>> begin Extracted data

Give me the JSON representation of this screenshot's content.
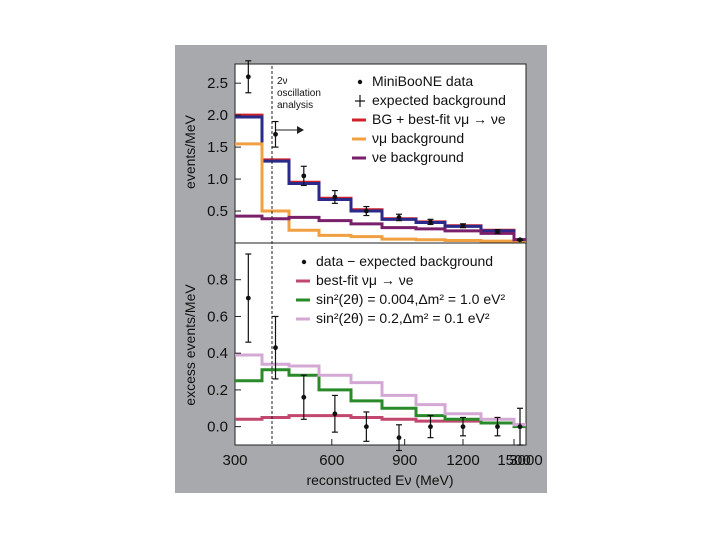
{
  "figure": {
    "colors": {
      "panel_bg": "#a7a9ac",
      "plot_bg": "#ffffff",
      "axis": "#222222",
      "data_marker": "#111111",
      "bg_bestfit": "#d0202a",
      "numu_bg": "#f0a040",
      "nue_bg": "#7a1f6a",
      "bestfit": "#c2476e",
      "sin_004": "#2a8a2a",
      "sin_02": "#d4a8d4",
      "blue": "#2a2a8a"
    }
  },
  "chart_data": [
    {
      "id": "top",
      "type": "line",
      "ylabel": "events/MeV",
      "ylim": [
        0,
        2.8
      ],
      "yticks": [
        "0.5",
        "1.0",
        "1.5",
        "2.0",
        "2.5"
      ],
      "annotation": [
        "2ν",
        "oscillation",
        "analysis"
      ],
      "bin_edges": [
        300,
        375,
        475,
        550,
        675,
        800,
        950,
        1100,
        1300,
        1500,
        3000
      ],
      "legend": [
        {
          "label": "MiniBooNE data",
          "symbol": "dot"
        },
        {
          "label": "expected background",
          "symbol": "plus"
        },
        {
          "label": "BG + best-fit νμ → νe",
          "symbol": "line",
          "color": "#d0202a"
        },
        {
          "label": "νμ background",
          "symbol": "line",
          "color": "#f0a040"
        },
        {
          "label": "νe background",
          "symbol": "line",
          "color": "#7a1f6a"
        }
      ],
      "series": [
        {
          "name": "BG + best-fit νμ → νe",
          "color": "#d0202a",
          "values": [
            2.0,
            1.3,
            0.95,
            0.7,
            0.52,
            0.38,
            0.33,
            0.27,
            0.2,
            0.05
          ]
        },
        {
          "color": "#2a2a8a",
          "values": [
            1.97,
            1.28,
            0.93,
            0.68,
            0.5,
            0.37,
            0.32,
            0.26,
            0.19,
            0.05
          ]
        },
        {
          "name": "νμ background",
          "color": "#f0a040",
          "values": [
            1.55,
            0.5,
            0.2,
            0.12,
            0.1,
            0.06,
            0.05,
            0.04,
            0.03,
            0.02
          ]
        },
        {
          "name": "νe background",
          "color": "#7a1f6a",
          "values": [
            0.42,
            0.38,
            0.4,
            0.35,
            0.3,
            0.24,
            0.22,
            0.19,
            0.15,
            0.05
          ]
        }
      ],
      "points": [
        {
          "x": 337,
          "y": 2.6,
          "err": 0.25
        },
        {
          "x": 425,
          "y": 1.7,
          "err": 0.2
        },
        {
          "x": 512,
          "y": 1.05,
          "err": 0.15
        },
        {
          "x": 612,
          "y": 0.72,
          "err": 0.1
        },
        {
          "x": 737,
          "y": 0.5,
          "err": 0.07
        },
        {
          "x": 875,
          "y": 0.4,
          "err": 0.05
        },
        {
          "x": 1025,
          "y": 0.33,
          "err": 0.04
        },
        {
          "x": 1200,
          "y": 0.27,
          "err": 0.03
        },
        {
          "x": 1400,
          "y": 0.18,
          "err": 0.03
        },
        {
          "x": 2250,
          "y": 0.05,
          "err": 0.01
        }
      ]
    },
    {
      "id": "bottom",
      "type": "line",
      "ylabel": "excess events/MeV",
      "ylim": [
        -0.1,
        1.0
      ],
      "yticks": [
        "0.0",
        "0.2",
        "0.4",
        "0.6",
        "0.8"
      ],
      "xlabel": "reconstructed Eν (MeV)",
      "xticks": [
        "300",
        "600",
        "900",
        "1200",
        "1500",
        "3000"
      ],
      "bin_edges": [
        300,
        375,
        475,
        550,
        675,
        800,
        950,
        1100,
        1300,
        1500,
        3000
      ],
      "legend": [
        {
          "label": "data − expected background",
          "symbol": "dot"
        },
        {
          "label": "best-fit νμ → νe",
          "symbol": "line",
          "color": "#c2476e"
        },
        {
          "label": "sin²(2θ) = 0.004,Δm² = 1.0 eV²",
          "symbol": "line",
          "color": "#2a8a2a"
        },
        {
          "label": "sin²(2θ) = 0.2,Δm² = 0.1 eV²",
          "symbol": "line",
          "color": "#d4a8d4"
        }
      ],
      "series": [
        {
          "name": "best-fit νμ → νe",
          "color": "#c2476e",
          "values": [
            0.04,
            0.05,
            0.06,
            0.06,
            0.05,
            0.04,
            0.03,
            0.03,
            0.02,
            0.01
          ]
        },
        {
          "name": "sin²(2θ) = 0.004,Δm² = 1.0 eV²",
          "color": "#2a8a2a",
          "values": [
            0.25,
            0.31,
            0.28,
            0.2,
            0.14,
            0.1,
            0.06,
            0.04,
            0.02,
            0.0
          ]
        },
        {
          "name": "sin²(2θ) = 0.2,Δm² = 0.1 eV²",
          "color": "#d4a8d4",
          "values": [
            0.39,
            0.34,
            0.33,
            0.28,
            0.24,
            0.17,
            0.12,
            0.07,
            0.04,
            0.01
          ]
        }
      ],
      "points": [
        {
          "x": 337,
          "y": 0.7,
          "err": 0.24
        },
        {
          "x": 425,
          "y": 0.43,
          "err": 0.17
        },
        {
          "x": 512,
          "y": 0.16,
          "err": 0.12
        },
        {
          "x": 612,
          "y": 0.07,
          "err": 0.1
        },
        {
          "x": 737,
          "y": 0.0,
          "err": 0.08
        },
        {
          "x": 875,
          "y": -0.06,
          "err": 0.07
        },
        {
          "x": 1025,
          "y": 0.0,
          "err": 0.06
        },
        {
          "x": 1200,
          "y": 0.0,
          "err": 0.05
        },
        {
          "x": 1400,
          "y": 0.0,
          "err": 0.05
        },
        {
          "x": 2250,
          "y": 0.0,
          "err": 0.1
        }
      ]
    }
  ]
}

>> end Extracted data

Aim
All of the records above must be copied exactly, except for the pictures.

Answer to the task
Give me the JSON representation of this screenshot's content.
{
  "figure": {
    "colors": {
      "panel_bg": "#a7a9ac",
      "plot_bg": "#ffffff",
      "axis": "#222222",
      "data_marker": "#111111",
      "bg_bestfit": "#d0202a",
      "numu_bg": "#f0a040",
      "nue_bg": "#7a1f6a",
      "bestfit": "#c2476e",
      "sin_004": "#2a8a2a",
      "sin_02": "#d4a8d4",
      "blue": "#2a2a8a"
    }
  },
  "chart_data": [
    {
      "id": "top",
      "type": "line",
      "ylabel": "events/MeV",
      "ylim": [
        0,
        2.8
      ],
      "yticks": [
        "0.5",
        "1.0",
        "1.5",
        "2.0",
        "2.5"
      ],
      "annotation": [
        "2ν",
        "oscillation",
        "analysis"
      ],
      "bin_edges": [
        300,
        375,
        475,
        550,
        675,
        800,
        950,
        1100,
        1300,
        1500,
        3000
      ],
      "legend": [
        {
          "label": "MiniBooNE data",
          "symbol": "dot"
        },
        {
          "label": "expected background",
          "symbol": "plus"
        },
        {
          "label": "BG + best-fit νμ → νe",
          "symbol": "line",
          "color": "#d0202a"
        },
        {
          "label": "νμ background",
          "symbol": "line",
          "color": "#f0a040"
        },
        {
          "label": "νe background",
          "symbol": "line",
          "color": "#7a1f6a"
        }
      ],
      "series": [
        {
          "name": "BG + best-fit νμ → νe",
          "color": "#d0202a",
          "values": [
            2.0,
            1.3,
            0.95,
            0.7,
            0.52,
            0.38,
            0.33,
            0.27,
            0.2,
            0.05
          ]
        },
        {
          "color": "#2a2a8a",
          "values": [
            1.97,
            1.28,
            0.93,
            0.68,
            0.5,
            0.37,
            0.32,
            0.26,
            0.19,
            0.05
          ]
        },
        {
          "name": "νμ background",
          "color": "#f0a040",
          "values": [
            1.55,
            0.5,
            0.2,
            0.12,
            0.1,
            0.06,
            0.05,
            0.04,
            0.03,
            0.02
          ]
        },
        {
          "name": "νe background",
          "color": "#7a1f6a",
          "values": [
            0.42,
            0.38,
            0.4,
            0.35,
            0.3,
            0.24,
            0.22,
            0.19,
            0.15,
            0.05
          ]
        }
      ],
      "points": [
        {
          "x": 337,
          "y": 2.6,
          "err": 0.25
        },
        {
          "x": 425,
          "y": 1.7,
          "err": 0.2
        },
        {
          "x": 512,
          "y": 1.05,
          "err": 0.15
        },
        {
          "x": 612,
          "y": 0.72,
          "err": 0.1
        },
        {
          "x": 737,
          "y": 0.5,
          "err": 0.07
        },
        {
          "x": 875,
          "y": 0.4,
          "err": 0.05
        },
        {
          "x": 1025,
          "y": 0.33,
          "err": 0.04
        },
        {
          "x": 1200,
          "y": 0.27,
          "err": 0.03
        },
        {
          "x": 1400,
          "y": 0.18,
          "err": 0.03
        },
        {
          "x": 2250,
          "y": 0.05,
          "err": 0.01
        }
      ]
    },
    {
      "id": "bottom",
      "type": "line",
      "ylabel": "excess events/MeV",
      "ylim": [
        -0.1,
        1.0
      ],
      "yticks": [
        "0.0",
        "0.2",
        "0.4",
        "0.6",
        "0.8"
      ],
      "xlabel": "reconstructed Eν (MeV)",
      "xticks": [
        "300",
        "600",
        "900",
        "1200",
        "1500",
        "3000"
      ],
      "bin_edges": [
        300,
        375,
        475,
        550,
        675,
        800,
        950,
        1100,
        1300,
        1500,
        3000
      ],
      "legend": [
        {
          "label": "data − expected background",
          "symbol": "dot"
        },
        {
          "label": "best-fit νμ → νe",
          "symbol": "line",
          "color": "#c2476e"
        },
        {
          "label": "sin²(2θ) = 0.004,Δm² = 1.0 eV²",
          "symbol": "line",
          "color": "#2a8a2a"
        },
        {
          "label": "sin²(2θ) = 0.2,Δm² = 0.1 eV²",
          "symbol": "line",
          "color": "#d4a8d4"
        }
      ],
      "series": [
        {
          "name": "best-fit νμ → νe",
          "color": "#c2476e",
          "values": [
            0.04,
            0.05,
            0.06,
            0.06,
            0.05,
            0.04,
            0.03,
            0.03,
            0.02,
            0.01
          ]
        },
        {
          "name": "sin²(2θ) = 0.004,Δm² = 1.0 eV²",
          "color": "#2a8a2a",
          "values": [
            0.25,
            0.31,
            0.28,
            0.2,
            0.14,
            0.1,
            0.06,
            0.04,
            0.02,
            0.0
          ]
        },
        {
          "name": "sin²(2θ) = 0.2,Δm² = 0.1 eV²",
          "color": "#d4a8d4",
          "values": [
            0.39,
            0.34,
            0.33,
            0.28,
            0.24,
            0.17,
            0.12,
            0.07,
            0.04,
            0.01
          ]
        }
      ],
      "points": [
        {
          "x": 337,
          "y": 0.7,
          "err": 0.24
        },
        {
          "x": 425,
          "y": 0.43,
          "err": 0.17
        },
        {
          "x": 512,
          "y": 0.16,
          "err": 0.12
        },
        {
          "x": 612,
          "y": 0.07,
          "err": 0.1
        },
        {
          "x": 737,
          "y": 0.0,
          "err": 0.08
        },
        {
          "x": 875,
          "y": -0.06,
          "err": 0.07
        },
        {
          "x": 1025,
          "y": 0.0,
          "err": 0.06
        },
        {
          "x": 1200,
          "y": 0.0,
          "err": 0.05
        },
        {
          "x": 1400,
          "y": 0.0,
          "err": 0.05
        },
        {
          "x": 2250,
          "y": 0.0,
          "err": 0.1
        }
      ]
    }
  ]
}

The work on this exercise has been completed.